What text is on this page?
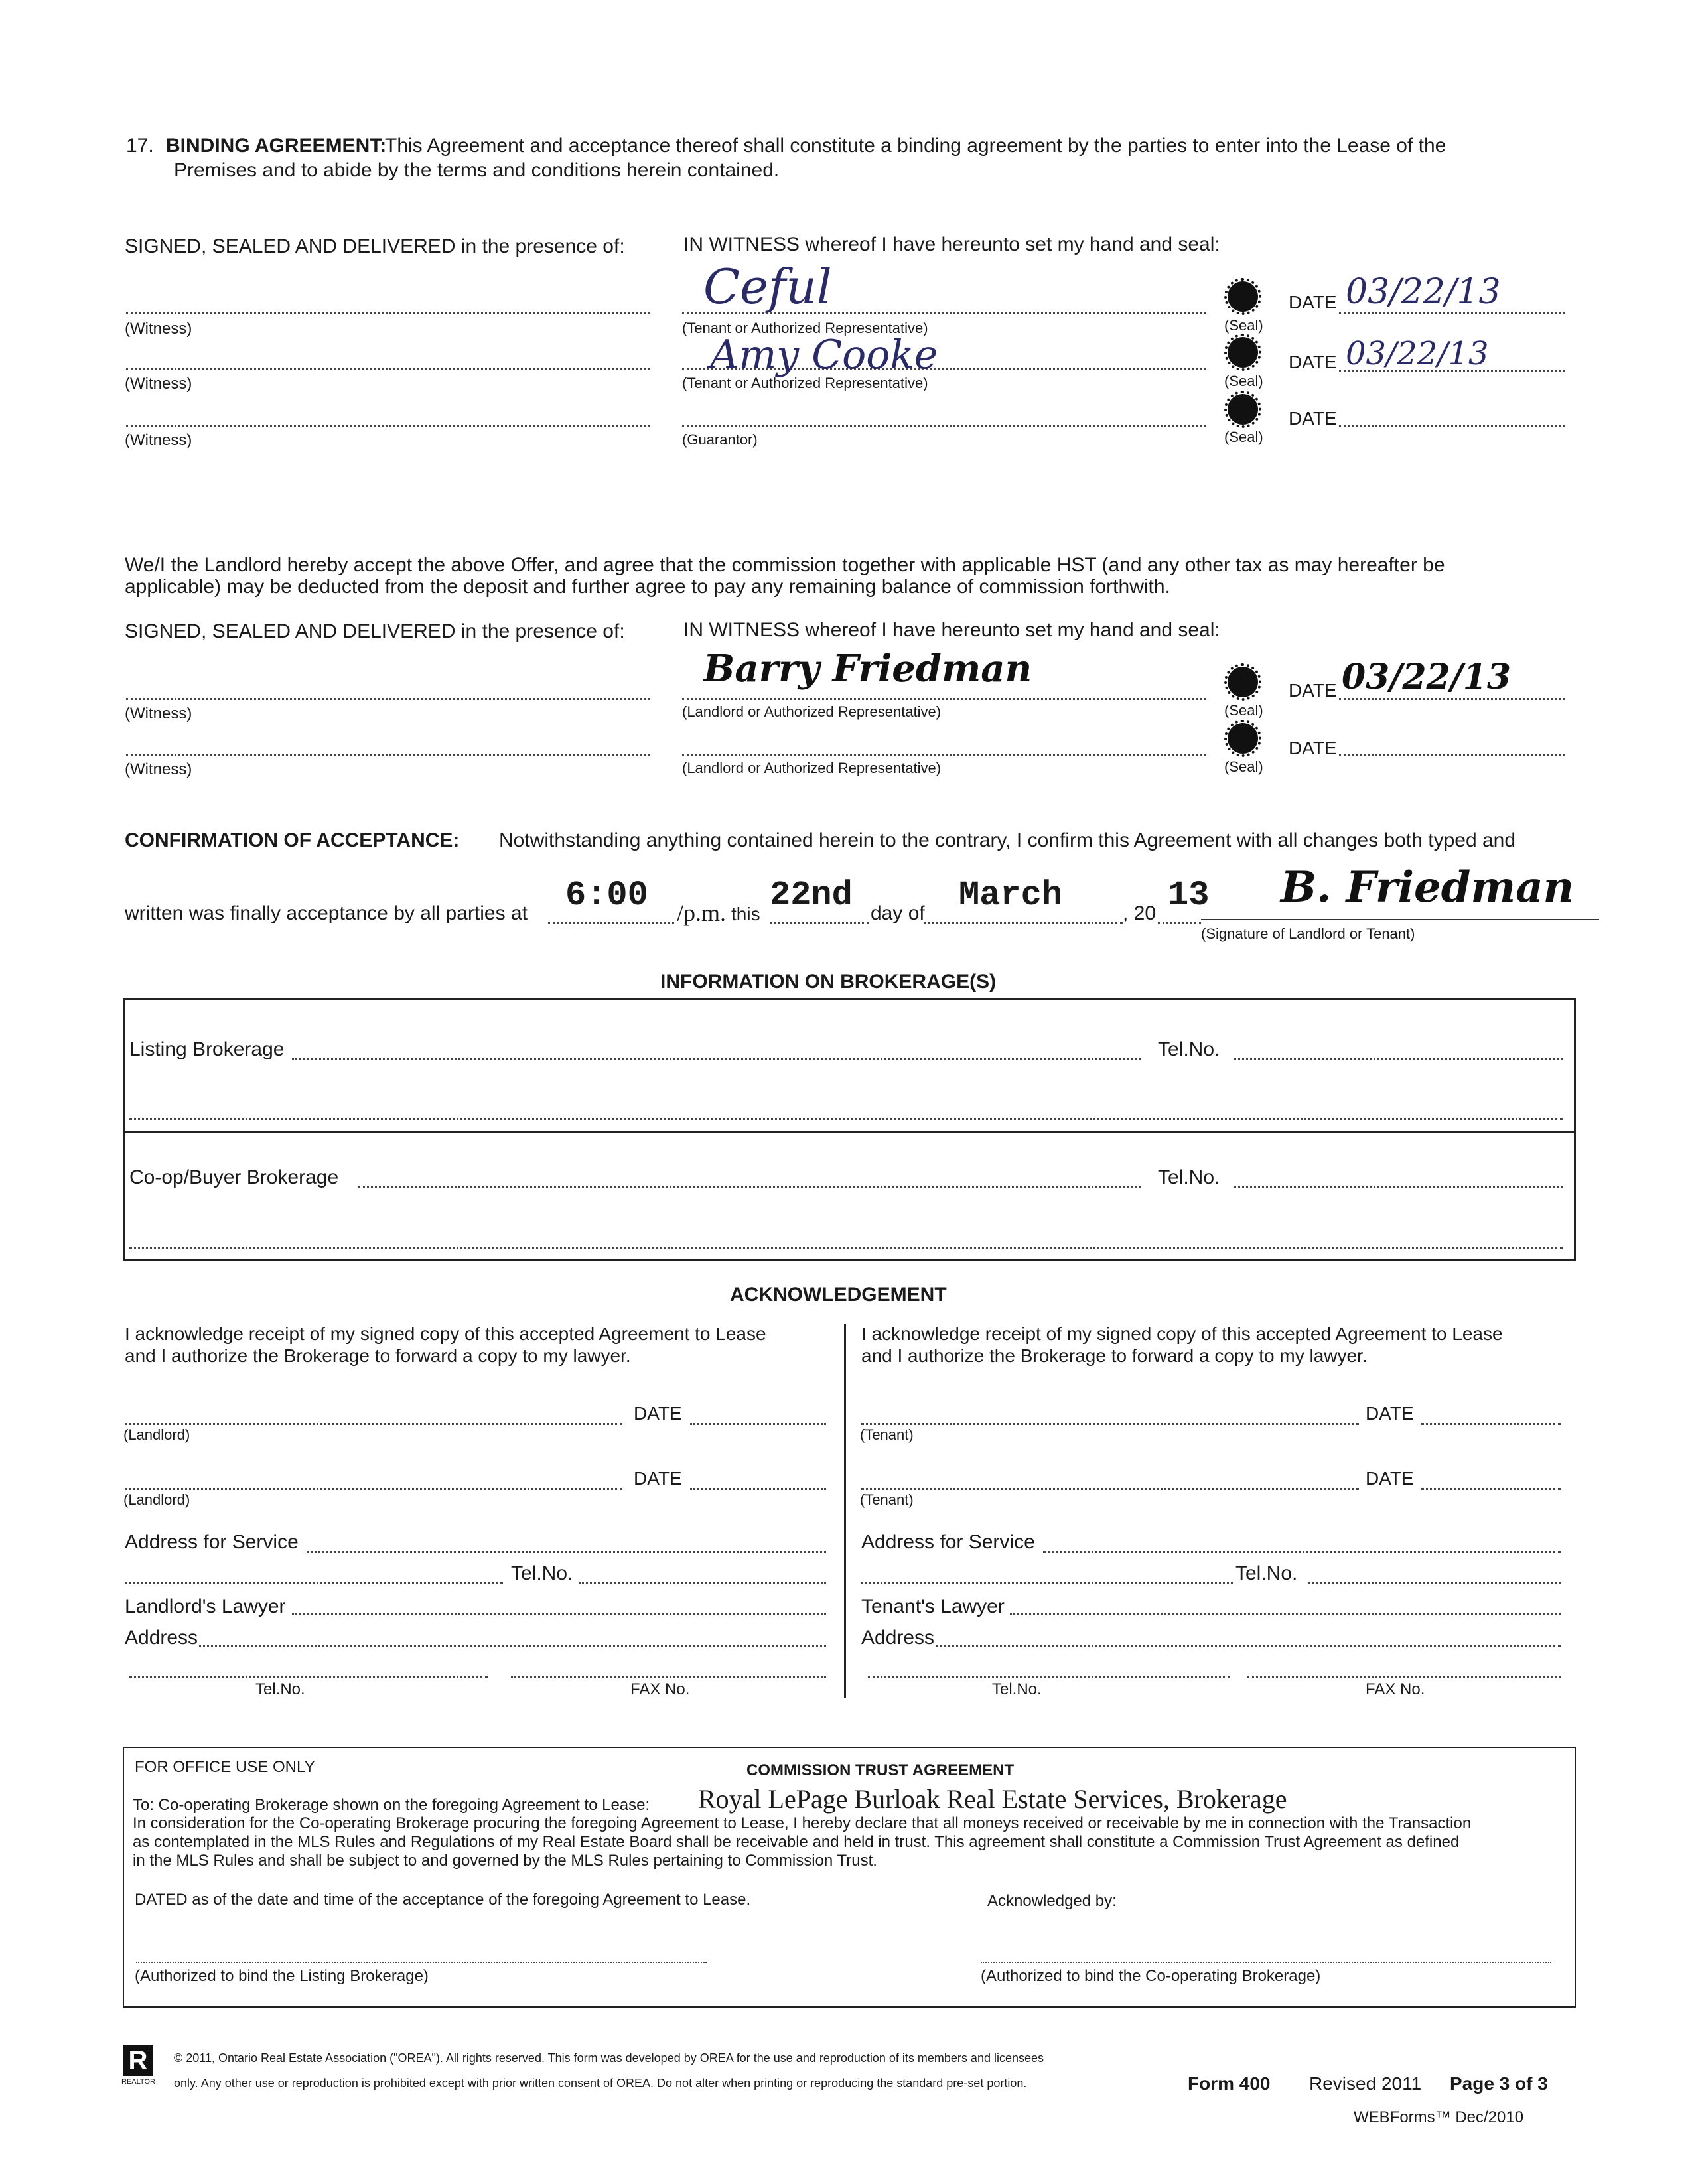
17. BINDING AGREEMENT:
This Agreement and acceptance thereof shall constitute a binding agreement by the parties to enter into the Lease of the
Premises and to abide by the terms and conditions herein contained.
SIGNED, SEALED AND DELIVERED in the presence of:	IN WITNESS whereof I have hereunto set my hand and seal:
(Witness)	(Tenant or Authorized Representative)
Ceful
(Seal)
DATE 03/22/13
(Witness)	(Tenant or Authorized Representative)
Amy Cooke
(Seal)
DATE 03/22/13
(Witness)	(Guarantor)	(Seal)
DATE
We/I the Landlord hereby accept the above Offer, and agree that the commission together with applicable HST (and any other tax as may hereafter be
applicable) may be deducted from the deposit and further agree to pay any remaining balance of commission forthwith.
SIGNED, SEALED AND DELIVERED in the presence of:	IN WITNESS whereof I have hereunto set my hand and seal:
(Witness)	(Landlord or Authorized Representative)
Barry Friedman
(Seal)
DATE 03/22/13
(Witness)	(Landlord or Authorized Representative)	(Seal)
DATE
CONFIRMATION OF ACCEPTANCE: Notwithstanding anything contained herein to the contrary, I confirm this Agreement with all changes both typed and
written was finally acceptance by all parties at 6:00 /p.m. this 22nd day of March	, 20 13 B. Friedman
(Signature of Landlord or Tenant)
INFORMATION ON BROKERAGE(S)
Listing Brokerage	Tel.No.
Co-op/Buyer Brokerage	Tel.No.
ACKNOWLEDGEMENT
I acknowledge receipt of my signed copy of this accepted Agreement to Lease
and I authorize the Brokerage to forward a copy to my lawyer.
(Landlord)
DATE
(Landlord)
DATE
Address for Service
Tel.No.
Landlord's Lawyer
Address
Tel.No.	FAX No.
I acknowledge receipt of my signed copy of this accepted Agreement to Lease
and I authorize the Brokerage to forward a copy to my lawyer.
(Tenant)
DATE
(Tenant)
DATE
Address for Service
Tel.No.
Tenant's Lawyer
Address
Tel.No.	FAX No.
FOR OFFICE USE ONLY	COMMISSION TRUST AGREEMENT
To: Co-operating Brokerage shown on the foregoing Agreement to Lease: Royal LePage Burloak Real Estate Services, Brokerage
In consideration for the Co-operating Brokerage procuring the foregoing Agreement to Lease, I hereby declare that all moneys received or receivable by me in connection with the Transaction
as contemplated in the MLS Rules and Regulations of my Real Estate Board shall be receivable and held in trust. This agreement shall constitute a Commission Trust Agreement as defined
in the MLS Rules and shall be subject to and governed by the MLS Rules pertaining to Commission Trust.
DATED as of the date and time of the acceptance of the foregoing Agreement to Lease.	Acknowledged by:
(Authorized to bind the Listing Brokerage)	(Authorized to bind the Co-operating Brokerage)
R
REALTOR
© 2011, Ontario Real Estate Association ("OREA"). All rights reserved. This form was developed by OREA for the use and reproduction of its members and licensees
only. Any other use or reproduction is prohibited except with prior written consent of OREA. Do not alter when printing or reproducing the standard pre-set portion.	Form 400 Revised 2011 Page 3 of 3
WEBForms™ Dec/2010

◆ ◆ ◆ ◆

Objective: Omit the pictures and give the material again, exactly and in full.

Answer to the problem:
What text is on this page?
17. BINDING AGREEMENT:
This Agreement and acceptance thereof shall constitute a binding agreement by the parties to enter into the Lease of the
Premises and to abide by the terms and conditions herein contained.
SIGNED, SEALED AND DELIVERED in the presence of:	IN WITNESS whereof I have hereunto set my hand and seal:
(Witness)	(Tenant or Authorized Representative)
Ceful
(Seal)
DATE 03/22/13
(Witness)	(Tenant or Authorized Representative)
Amy Cooke
(Seal)
DATE 03/22/13
(Witness)	(Guarantor)	(Seal)
DATE
We/I the Landlord hereby accept the above Offer, and agree that the commission together with applicable HST (and any other tax as may hereafter be
applicable) may be deducted from the deposit and further agree to pay any remaining balance of commission forthwith.
SIGNED, SEALED AND DELIVERED in the presence of:	IN WITNESS whereof I have hereunto set my hand and seal:
(Witness)	(Landlord or Authorized Representative)
Barry Friedman
(Seal)
DATE 03/22/13
(Witness)	(Landlord or Authorized Representative)	(Seal)
DATE
CONFIRMATION OF ACCEPTANCE: Notwithstanding anything contained herein to the contrary, I confirm this Agreement with all changes both typed and
written was finally acceptance by all parties at 6:00 /p.m. this 22nd day of March	, 20 13 B. Friedman
(Signature of Landlord or Tenant)
INFORMATION ON BROKERAGE(S)
Listing Brokerage	Tel.No.
Co-op/Buyer Brokerage	Tel.No.
ACKNOWLEDGEMENT
I acknowledge receipt of my signed copy of this accepted Agreement to Lease
and I authorize the Brokerage to forward a copy to my lawyer.
(Landlord)
DATE
(Landlord)
DATE
Address for Service
Tel.No.
Landlord's Lawyer
Address
Tel.No.	FAX No.
I acknowledge receipt of my signed copy of this accepted Agreement to Lease
and I authorize the Brokerage to forward a copy to my lawyer.
(Tenant)
DATE
(Tenant)
DATE
Address for Service
Tel.No.
Tenant's Lawyer
Address
Tel.No.	FAX No.
FOR OFFICE USE ONLY	COMMISSION TRUST AGREEMENT
To: Co-operating Brokerage shown on the foregoing Agreement to Lease: Royal LePage Burloak Real Estate Services, Brokerage
In consideration for the Co-operating Brokerage procuring the foregoing Agreement to Lease, I hereby declare that all moneys received or receivable by me in connection with the Transaction
as contemplated in the MLS Rules and Regulations of my Real Estate Board shall be receivable and held in trust. This agreement shall constitute a Commission Trust Agreement as defined
in the MLS Rules and shall be subject to and governed by the MLS Rules pertaining to Commission Trust.
DATED as of the date and time of the acceptance of the foregoing Agreement to Lease.	Acknowledged by:
(Authorized to bind the Listing Brokerage)	(Authorized to bind the Co-operating Brokerage)
R
REALTOR
© 2011, Ontario Real Estate Association ("OREA"). All rights reserved. This form was developed by OREA for the use and reproduction of its members and licensees
only. Any other use or reproduction is prohibited except with prior written consent of OREA. Do not alter when printing or reproducing the standard pre-set portion.	Form 400 Revised 2011 Page 3 of 3
WEBForms™ Dec/2010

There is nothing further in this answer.